◆ **AIM**:
Quote each line exactly, from the line that contains "Type out the text in this image." down to the last line of the listing, and no other lines.

[Dataset items]
+-------+
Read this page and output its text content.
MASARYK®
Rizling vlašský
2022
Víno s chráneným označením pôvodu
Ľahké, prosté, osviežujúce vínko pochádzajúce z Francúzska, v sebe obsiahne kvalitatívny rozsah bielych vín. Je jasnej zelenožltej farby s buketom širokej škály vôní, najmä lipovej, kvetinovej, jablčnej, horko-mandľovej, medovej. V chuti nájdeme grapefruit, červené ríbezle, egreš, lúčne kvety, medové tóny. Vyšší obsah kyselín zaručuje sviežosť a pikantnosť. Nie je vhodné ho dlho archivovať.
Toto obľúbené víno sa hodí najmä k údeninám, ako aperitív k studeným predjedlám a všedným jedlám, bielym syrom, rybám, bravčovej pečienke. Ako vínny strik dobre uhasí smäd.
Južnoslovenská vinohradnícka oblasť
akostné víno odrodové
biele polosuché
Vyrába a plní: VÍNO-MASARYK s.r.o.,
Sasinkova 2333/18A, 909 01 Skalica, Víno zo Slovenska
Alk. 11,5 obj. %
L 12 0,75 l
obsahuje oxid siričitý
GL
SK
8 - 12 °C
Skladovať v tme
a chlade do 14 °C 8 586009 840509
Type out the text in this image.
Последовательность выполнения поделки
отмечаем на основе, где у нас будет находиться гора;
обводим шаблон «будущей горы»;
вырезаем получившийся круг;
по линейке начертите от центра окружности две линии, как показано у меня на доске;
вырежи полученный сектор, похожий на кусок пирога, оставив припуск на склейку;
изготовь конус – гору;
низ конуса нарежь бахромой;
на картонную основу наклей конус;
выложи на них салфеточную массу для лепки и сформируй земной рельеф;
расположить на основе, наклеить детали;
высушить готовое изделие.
+-------+
◆ **OUTPUT FOR THIS EXERCISE**:
Type out the text in this image.
Последовательность выполнения поделки
отмечаем на основе, где у нас будет находиться гора;
обводим шаблон «будущей горы»;
вырезаем получившийся круг;
по линейке начертите от центра окружности две линии, как показано у меня на доске;
вырежи полученный сектор, похожий на кусок пирога, оставив припуск на склейку;
изготовь конус – гору;
низ конуса нарежь бахромой;
на картонную основу наклей конус;
выложи на них салфеточную массу для лепки и сформируй земной рельеф;
расположить на основе, наклеить детали;
высушить готовое изделие.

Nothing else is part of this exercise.